== WORK TO DO ==
Write the data below out exactly as it stands. Do not include the pictures.

[Data records]
========================
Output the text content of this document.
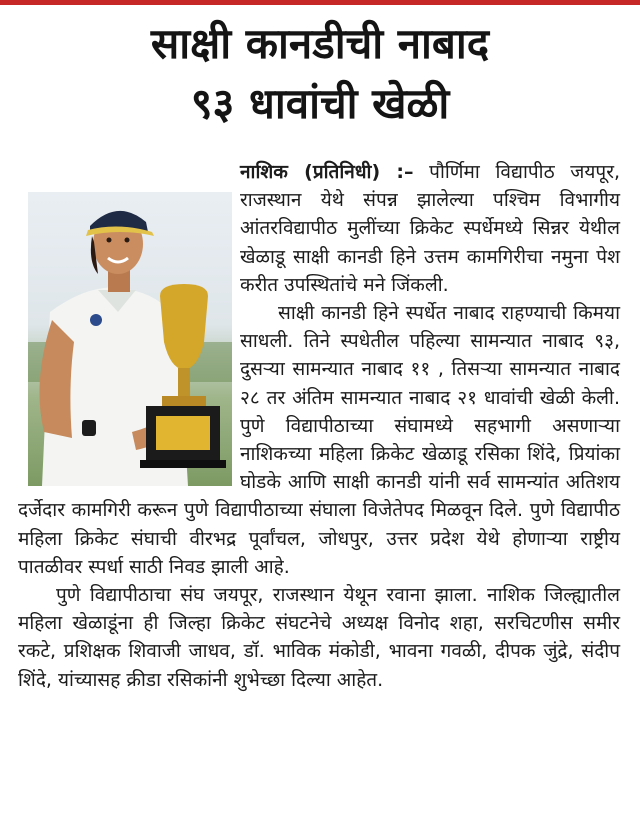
साक्षी कानडीची नाबाद
९३ धावांची खेळी

नाशिक (प्रतिनिधी) :– पौर्णिमा विद्यापीठ जयपूर, राजस्थान येथे संपन्न झालेल्या पश्चिम विभागीय आंतरविद्यापीठ मुलींच्या क्रिकेट स्पर्धेमध्ये सिन्नर येथील खेळाडू साक्षी कानडी हिने उत्तम कामगिरीचा नमुना पेश करीत उपस्थितांचे मने जिंकली.

साक्षी कानडी हिने स्पर्धेत नाबाद राहण्याची किमया साधली. तिने स्पधेतील पहिल्या सामन्यात नाबाद ९३, दुसऱ्या सामन्यात नाबाद ११ , तिसऱ्या सामन्यात नाबाद २८ तर अंतिम सामन्यात नाबाद २१ धावांची खेळी केली. पुणे विद्यापीठाच्या संघामध्ये सहभागी असणाऱ्या नाशिकच्या महिला क्रिकेट खेळाडू रसिका शिंदे, प्रियांका घोडके आणि साक्षी कानडी यांनी सर्व सामन्यांत अतिशय दर्जेदार कामगिरी करून पुणे विद्यापीठाच्या संघाला विजेतेपद मिळवून दिले. पुणे विद्यापीठ महिला क्रिकेट संघाची वीरभद्र पूर्वांचल, जोधपुर, उत्तर प्रदेश येथे होणाऱ्या राष्ट्रीय पातळीवर स्पर्धा साठी निवड झाली आहे.

पुणे विद्यापीठाचा संघ जयपूर, राजस्थान येथून रवाना झाला. नाशिक जिल्ह्यातील महिला खेळाडूंना ही जिल्हा क्रिकेट संघटनेचे अध्यक्ष विनोद शहा, सरचिटणीस समीर रकटे, प्रशिक्षक शिवाजी जाधव, डॉ. भाविक मंकोडी, भावना गवळी, दीपक जुंद्रे, संदीप शिंदे, यांच्यासह क्रीडा रसिकांनी शुभेच्छा दिल्या आहेत.
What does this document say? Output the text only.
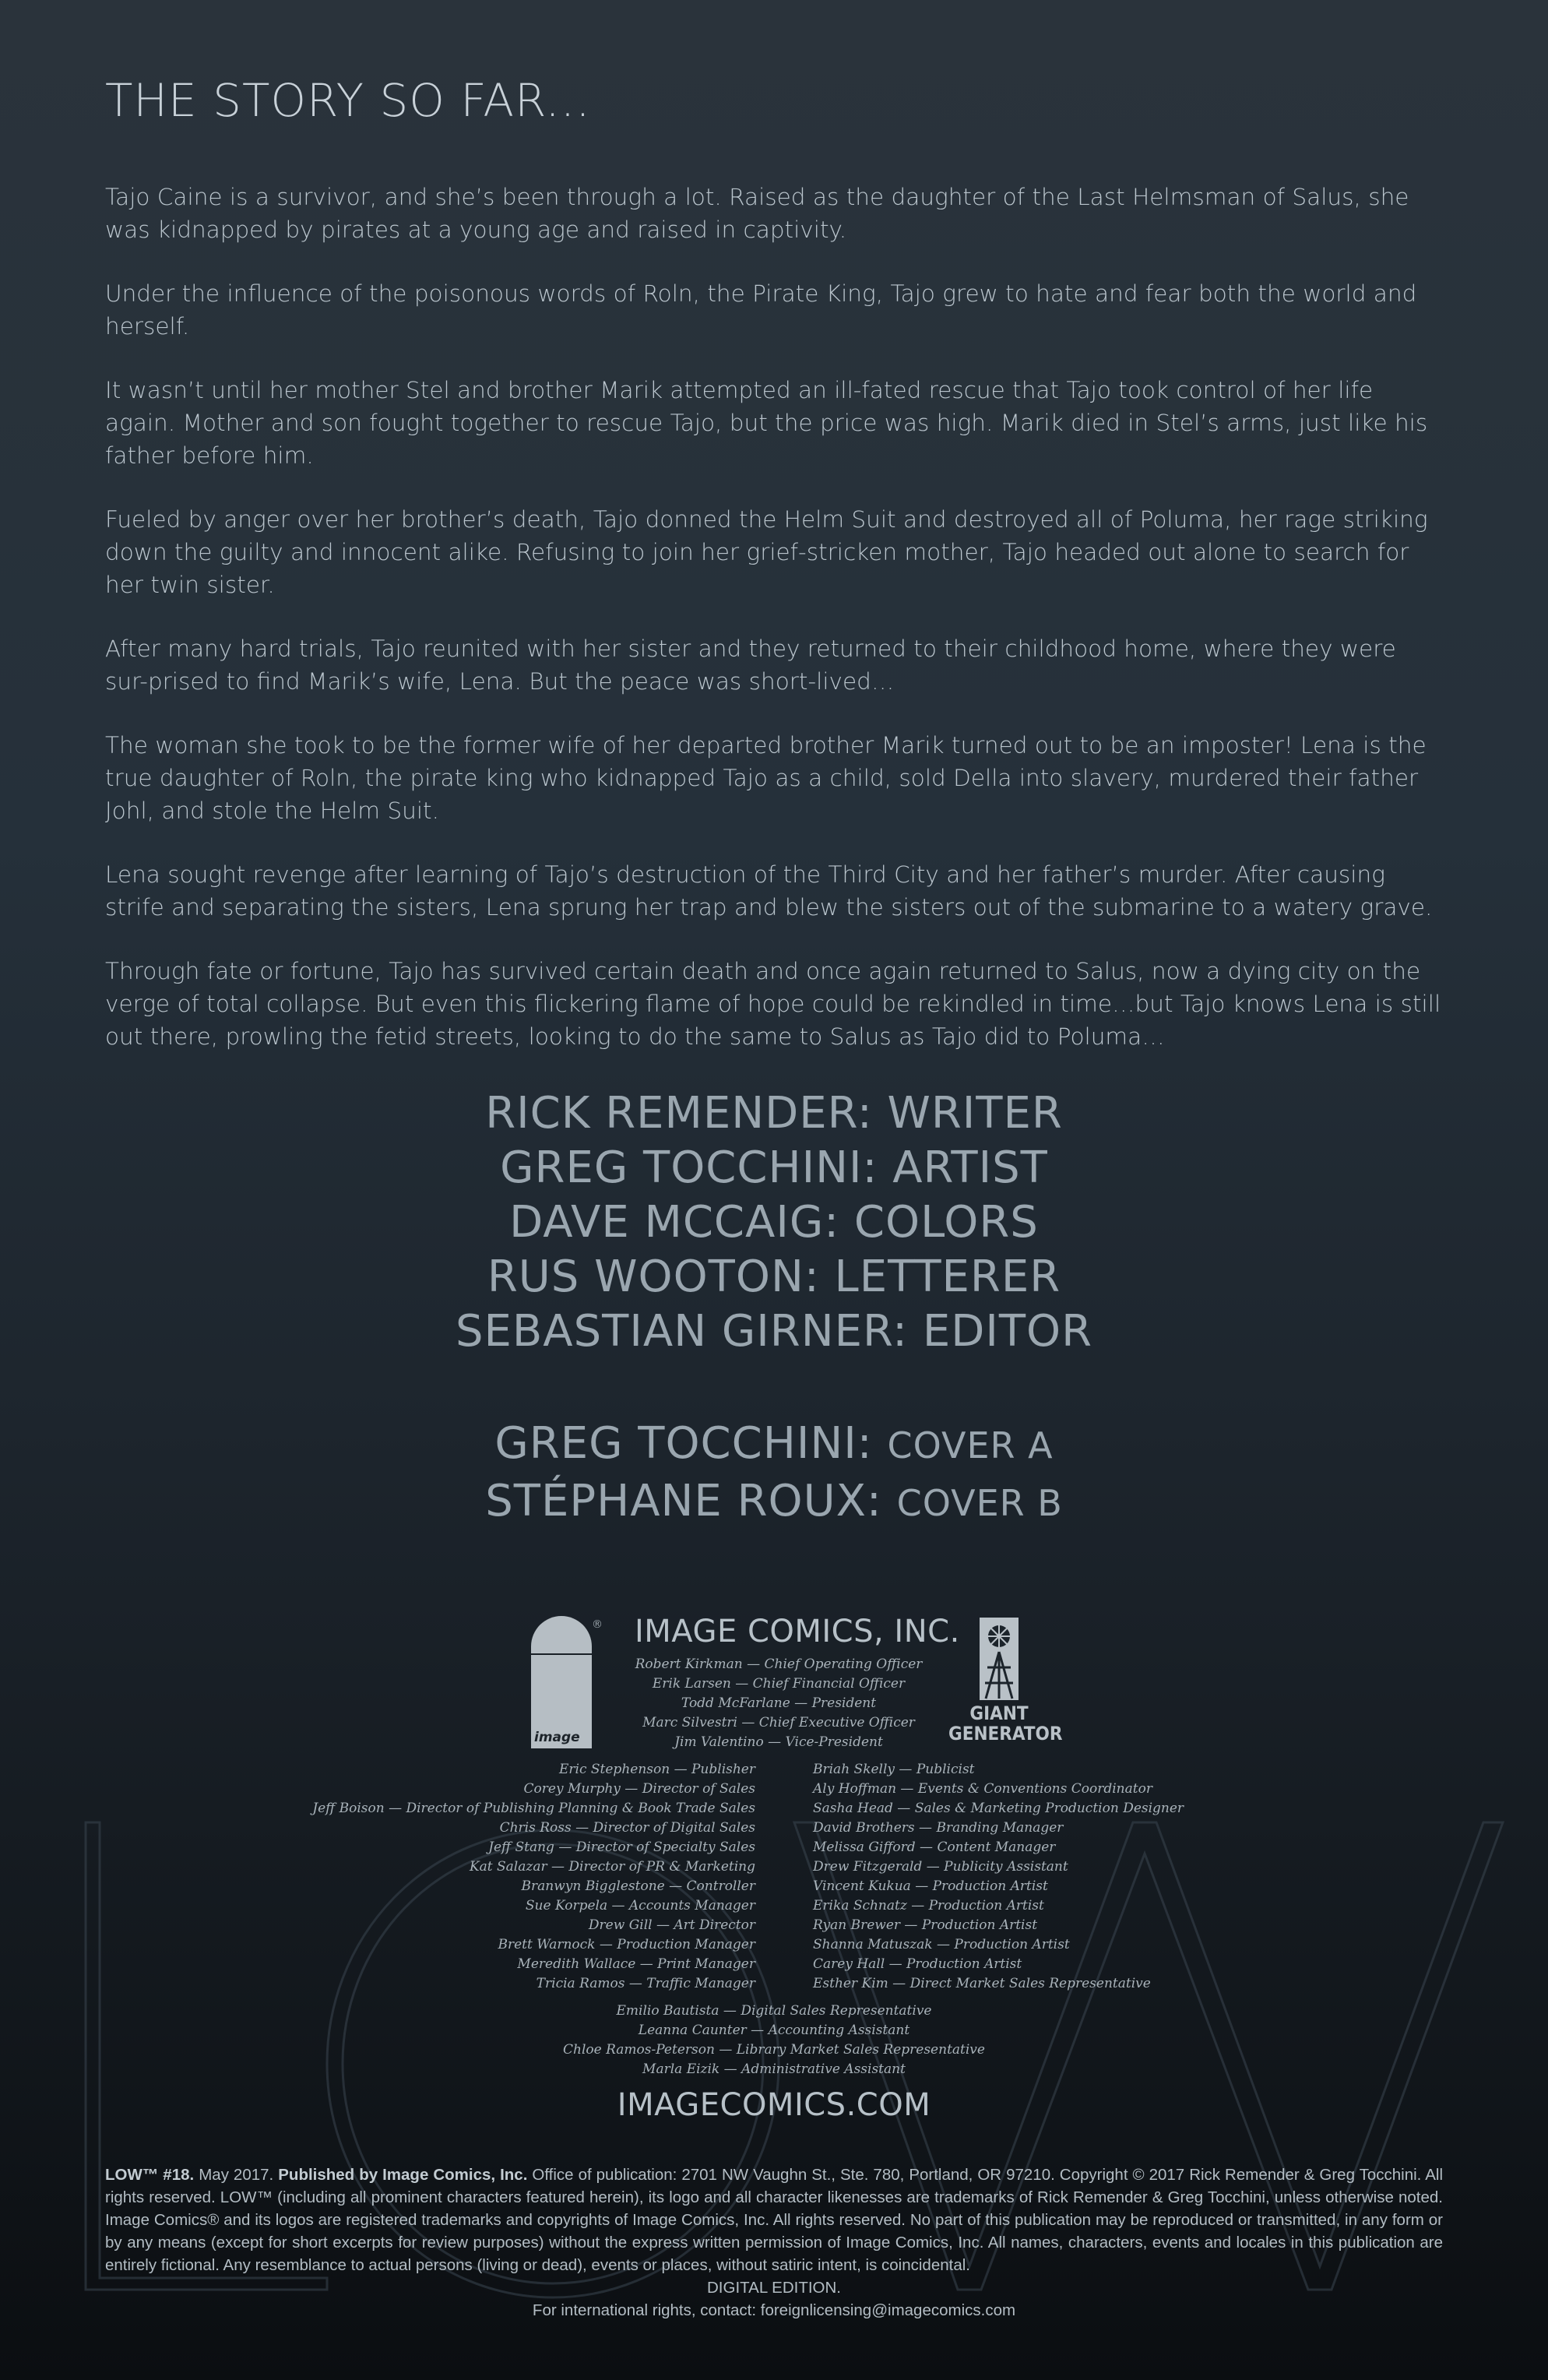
THE STORY SO FAR...

Tajo Caine is a survivor, and she’s been through a lot. Raised as the daughter of the Last Helmsman of Salus, she was kidnapped by pirates at a young age and raised in captivity.

Under the influence of the poisonous words of Roln, the Pirate King, Tajo grew to hate and fear both the world and herself.

It wasn’t until her mother Stel and brother Marik attempted an ill-fated rescue that Tajo took control of her life again. Mother and son fought together to rescue Tajo, but the price was high. Marik died in Stel’s arms, just like his father before him.

Fueled by anger over her brother’s death, Tajo donned the Helm Suit and destroyed all of Poluma, her rage striking down the guilty and innocent alike. Refusing to join her grief-stricken mother, Tajo headed out alone to search for her twin sister.

After many hard trials, Tajo reunited with her sister and they returned to their childhood home, where they were sur-prised to find Marik’s wife, Lena. But the peace was short-lived…

The woman she took to be the former wife of her departed brother Marik turned out to be an imposter! Lena is the true daughter of Roln, the pirate king who kidnapped Tajo as a child, sold Della into slavery, murdered their father Johl, and stole the Helm Suit.

Lena sought revenge after learning of Tajo’s destruction of the Third City and her father’s murder. After causing strife and separating the sisters, Lena sprung her trap and blew the sisters out of the submarine to a watery grave.

Through fate or fortune, Tajo has survived certain death and once again returned to Salus, now a dying city on the verge of total collapse. But even this flickering flame of hope could be rekindled in time…but Tajo knows Lena is still out there, prowling the fetid streets, looking to do the same to Salus as Tajo did to Poluma…

RICK REMENDER: WRITER
GREG TOCCHINI: ARTIST
DAVE MCCAIG: COLORS
RUS WOOTON: LETTERER
SEBASTIAN GIRNER: EDITOR
GREG TOCCHINI: COVER A
STÉPHANE ROUX: COVER B
image
® IMAGE COMICS, INC.
Robert Kirkman — Chief Operating Officer
Erik Larsen — Chief Financial Officer
Todd McFarlane — President
Marc Silvestri — Chief Executive Officer
Jim Valentino — Vice-President
GIANT
GENERATOR
Eric Stephenson — Publisher
Corey Murphy — Director of Sales
Jeff Boison — Director of Publishing Planning & Book Trade Sales
Chris Ross — Director of Digital Sales
Jeff Stang — Director of Specialty Sales
Kat Salazar — Director of PR & Marketing
Branwyn Bigglestone — Controller
Sue Korpela — Accounts Manager
Drew Gill — Art Director
Brett Warnock — Production Manager
Meredith Wallace — Print Manager
Tricia Ramos — Traffic Manager
Briah Skelly — Publicist
Aly Hoffman — Events & Conventions Coordinator
Sasha Head — Sales & Marketing Production Designer
David Brothers — Branding Manager
Melissa Gifford — Content Manager
Drew Fitzgerald — Publicity Assistant
Vincent Kukua — Production Artist
Erika Schnatz — Production Artist
Ryan Brewer — Production Artist
Shanna Matuszak — Production Artist
Carey Hall — Production Artist
Esther Kim — Direct Market Sales Representative
Emilio Bautista — Digital Sales Representative
Leanna Caunter — Accounting Assistant
Chloe Ramos-Peterson — Library Market Sales Representative
Marla Eizik — Administrative Assistant
IMAGECOMICS.COM
LOW™ #18. May 2017. Published by Image Comics, Inc. Office of publication: 2701 NW Vaughn St., Ste. 780, Portland, OR 97210. Copyright © 2017 Rick Remender & Greg Tocchini. All rights reserved. LOW™ (including all prominent characters featured herein), its logo and all character likenesses are trademarks of Rick Remender & Greg Tocchini, unless otherwise noted. Image Comics® and its logos are registered trademarks and copyrights of Image Comics, Inc. All rights reserved. No part of this publication may be reproduced or transmitted, in any form or by any means (except for short excerpts for review purposes) without the express written permission of Image Comics, Inc. All names, characters, events and locales in this publication are entirely fictional. Any resemblance to actual persons (living or dead), events or places, without satiric intent, is coincidental.
DIGITAL EDITION.
For international rights, contact: foreignlicensing@imagecomics.com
========================
== SOLUTION FOR THIS PROBLEM ==
Output the text content of this document.
साक्षी कानडीची नाबाद
९३ धावांची खेळी

नाशिक (प्रतिनिधी) :– पौर्णिमा विद्यापीठ जयपूर, राजस्थान येथे संपन्न झालेल्या पश्चिम विभागीय आंतरविद्यापीठ मुलींच्या क्रिकेट स्पर्धेमध्ये सिन्नर येथील खेळाडू साक्षी कानडी हिने उत्तम कामगिरीचा नमुना पेश करीत उपस्थितांचे मने जिंकली.

साक्षी कानडी हिने स्पर्धेत नाबाद राहण्याची किमया साधली. तिने स्पधेतील पहिल्या सामन्यात नाबाद ९३, दुसऱ्या सामन्यात नाबाद ११ , तिसऱ्या सामन्यात नाबाद २८ तर अंतिम सामन्यात नाबाद २१ धावांची खेळी केली. पुणे विद्यापीठाच्या संघामध्ये सहभागी असणाऱ्या नाशिकच्या महिला क्रिकेट खेळाडू रसिका शिंदे, प्रियांका घोडके आणि साक्षी कानडी यांनी सर्व सामन्यांत अतिशय दर्जेदार कामगिरी करून पुणे विद्यापीठाच्या संघाला विजेतेपद मिळवून दिले. पुणे विद्यापीठ महिला क्रिकेट संघाची वीरभद्र पूर्वांचल, जोधपुर, उत्तर प्रदेश येथे होणाऱ्या राष्ट्रीय पातळीवर स्पर्धा साठी निवड झाली आहे.

पुणे विद्यापीठाचा संघ जयपूर, राजस्थान येथून रवाना झाला. नाशिक जिल्ह्यातील महिला खेळाडूंना ही जिल्हा क्रिकेट संघटनेचे अध्यक्ष विनोद शहा, सरचिटणीस समीर रकटे, प्रशिक्षक शिवाजी जाधव, डॉ. भाविक मंकोडी, भावना गवळी, दीपक जुंद्रे, संदीप शिंदे, यांच्यासह क्रीडा रसिकांनी शुभेच्छा दिल्या आहेत.
What does this document say? Output the text only.
THE STORY SO FAR...

Tajo Caine is a survivor, and she’s been through a lot. Raised as the daughter of the Last Helmsman of Salus, she was kidnapped by pirates at a young age and raised in captivity.

Under the influence of the poisonous words of Roln, the Pirate King, Tajo grew to hate and fear both the world and herself.

It wasn’t until her mother Stel and brother Marik attempted an ill-fated rescue that Tajo took control of her life again. Mother and son fought together to rescue Tajo, but the price was high. Marik died in Stel’s arms, just like his father before him.

Fueled by anger over her brother’s death, Tajo donned the Helm Suit and destroyed all of Poluma, her rage striking down the guilty and innocent alike. Refusing to join her grief-stricken mother, Tajo headed out alone to search for her twin sister.

After many hard trials, Tajo reunited with her sister and they returned to their childhood home, where they were sur-prised to find Marik’s wife, Lena. But the peace was short-lived…

The woman she took to be the former wife of her departed brother Marik turned out to be an imposter! Lena is the true daughter of Roln, the pirate king who kidnapped Tajo as a child, sold Della into slavery, murdered their father Johl, and stole the Helm Suit.

Lena sought revenge after learning of Tajo’s destruction of the Third City and her father’s murder. After causing strife and separating the sisters, Lena sprung her trap and blew the sisters out of the submarine to a watery grave.

Through fate or fortune, Tajo has survived certain death and once again returned to Salus, now a dying city on the verge of total collapse. But even this flickering flame of hope could be rekindled in time…but Tajo knows Lena is still out there, prowling the fetid streets, looking to do the same to Salus as Tajo did to Poluma…

RICK REMENDER: WRITER
GREG TOCCHINI: ARTIST
DAVE MCCAIG: COLORS
RUS WOOTON: LETTERER
SEBASTIAN GIRNER: EDITOR
GREG TOCCHINI: COVER A
STÉPHANE ROUX: COVER B
image
® IMAGE COMICS, INC.
Robert Kirkman — Chief Operating Officer
Erik Larsen — Chief Financial Officer
Todd McFarlane — President
Marc Silvestri — Chief Executive Officer
Jim Valentino — Vice-President
GIANT
GENERATOR
Eric Stephenson — Publisher
Corey Murphy — Director of Sales
Jeff Boison — Director of Publishing Planning & Book Trade Sales
Chris Ross — Director of Digital Sales
Jeff Stang — Director of Specialty Sales
Kat Salazar — Director of PR & Marketing
Branwyn Bigglestone — Controller
Sue Korpela — Accounts Manager
Drew Gill — Art Director
Brett Warnock — Production Manager
Meredith Wallace — Print Manager
Tricia Ramos — Traffic Manager
Briah Skelly — Publicist
Aly Hoffman — Events & Conventions Coordinator
Sasha Head — Sales & Marketing Production Designer
David Brothers — Branding Manager
Melissa Gifford — Content Manager
Drew Fitzgerald — Publicity Assistant
Vincent Kukua — Production Artist
Erika Schnatz — Production Artist
Ryan Brewer — Production Artist
Shanna Matuszak — Production Artist
Carey Hall — Production Artist
Esther Kim — Direct Market Sales Representative
Emilio Bautista — Digital Sales Representative
Leanna Caunter — Accounting Assistant
Chloe Ramos-Peterson — Library Market Sales Representative
Marla Eizik — Administrative Assistant
IMAGECOMICS.COM
LOW™ #18. May 2017. Published by Image Comics, Inc. Office of publication: 2701 NW Vaughn St., Ste. 780, Portland, OR 97210. Copyright © 2017 Rick Remender & Greg Tocchini. All rights reserved. LOW™ (including all prominent characters featured herein), its logo and all character likenesses are trademarks of Rick Remender & Greg Tocchini, unless otherwise noted. Image Comics® and its logos are registered trademarks and copyrights of Image Comics, Inc. All rights reserved. No part of this publication may be reproduced or transmitted, in any form or by any means (except for short excerpts for review purposes) without the express written permission of Image Comics, Inc. All names, characters, events and locales in this publication are entirely fictional. Any resemblance to actual persons (living or dead), events or places, without satiric intent, is coincidental.
DIGITAL EDITION.
For international rights, contact: foreignlicensing@imagecomics.com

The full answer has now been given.